- _Task instructions_
List each line of the data that holds the string "Islam".

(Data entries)

## Start

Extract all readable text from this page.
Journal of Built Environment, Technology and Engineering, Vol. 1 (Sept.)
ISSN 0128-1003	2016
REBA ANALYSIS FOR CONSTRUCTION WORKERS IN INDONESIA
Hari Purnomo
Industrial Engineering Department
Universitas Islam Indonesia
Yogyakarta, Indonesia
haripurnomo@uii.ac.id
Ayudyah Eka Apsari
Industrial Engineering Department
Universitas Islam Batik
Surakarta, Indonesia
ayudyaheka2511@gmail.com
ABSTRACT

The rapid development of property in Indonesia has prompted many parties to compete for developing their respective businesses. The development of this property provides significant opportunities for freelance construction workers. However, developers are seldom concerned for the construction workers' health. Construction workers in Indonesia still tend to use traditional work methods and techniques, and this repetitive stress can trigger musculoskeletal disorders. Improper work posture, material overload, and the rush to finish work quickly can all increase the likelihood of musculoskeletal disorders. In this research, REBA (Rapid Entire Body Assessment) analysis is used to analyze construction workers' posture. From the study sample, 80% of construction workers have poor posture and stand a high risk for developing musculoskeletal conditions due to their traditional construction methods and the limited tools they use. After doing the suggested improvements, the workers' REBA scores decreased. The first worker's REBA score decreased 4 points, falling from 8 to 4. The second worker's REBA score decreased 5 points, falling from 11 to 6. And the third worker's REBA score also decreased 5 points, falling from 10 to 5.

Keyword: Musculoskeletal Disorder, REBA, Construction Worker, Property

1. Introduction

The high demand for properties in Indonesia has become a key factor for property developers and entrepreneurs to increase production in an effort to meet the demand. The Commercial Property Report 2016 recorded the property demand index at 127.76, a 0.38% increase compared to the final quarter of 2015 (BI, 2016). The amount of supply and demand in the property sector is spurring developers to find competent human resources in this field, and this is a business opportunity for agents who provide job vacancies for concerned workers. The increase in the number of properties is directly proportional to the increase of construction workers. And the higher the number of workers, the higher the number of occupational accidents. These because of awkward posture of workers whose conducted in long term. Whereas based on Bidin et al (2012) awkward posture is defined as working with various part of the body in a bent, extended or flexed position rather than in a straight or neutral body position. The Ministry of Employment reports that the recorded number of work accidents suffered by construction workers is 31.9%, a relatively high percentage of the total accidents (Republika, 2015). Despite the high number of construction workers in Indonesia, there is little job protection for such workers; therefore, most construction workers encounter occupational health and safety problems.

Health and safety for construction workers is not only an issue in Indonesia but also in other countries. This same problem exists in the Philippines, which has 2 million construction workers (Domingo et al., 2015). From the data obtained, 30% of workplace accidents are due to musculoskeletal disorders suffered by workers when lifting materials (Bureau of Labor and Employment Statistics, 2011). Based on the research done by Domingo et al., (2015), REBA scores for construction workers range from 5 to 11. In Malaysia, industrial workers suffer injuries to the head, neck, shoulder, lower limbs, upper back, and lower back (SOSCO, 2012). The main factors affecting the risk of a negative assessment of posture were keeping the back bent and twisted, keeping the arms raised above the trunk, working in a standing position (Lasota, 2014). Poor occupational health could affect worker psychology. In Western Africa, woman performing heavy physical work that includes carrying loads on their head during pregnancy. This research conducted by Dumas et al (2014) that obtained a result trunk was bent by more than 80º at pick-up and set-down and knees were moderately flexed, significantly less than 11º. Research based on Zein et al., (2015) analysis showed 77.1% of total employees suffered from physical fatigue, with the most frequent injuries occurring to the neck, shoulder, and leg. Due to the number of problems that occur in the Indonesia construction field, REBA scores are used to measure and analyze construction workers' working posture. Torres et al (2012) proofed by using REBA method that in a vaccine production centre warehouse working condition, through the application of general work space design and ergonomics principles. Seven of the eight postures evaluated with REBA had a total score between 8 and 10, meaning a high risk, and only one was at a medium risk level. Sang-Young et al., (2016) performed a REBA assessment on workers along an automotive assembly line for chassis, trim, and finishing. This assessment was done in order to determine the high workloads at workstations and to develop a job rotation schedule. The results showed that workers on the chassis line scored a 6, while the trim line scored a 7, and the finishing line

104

## End

- _Solved exercise_
Universitas Islam Indonesia
Universitas Islam Batik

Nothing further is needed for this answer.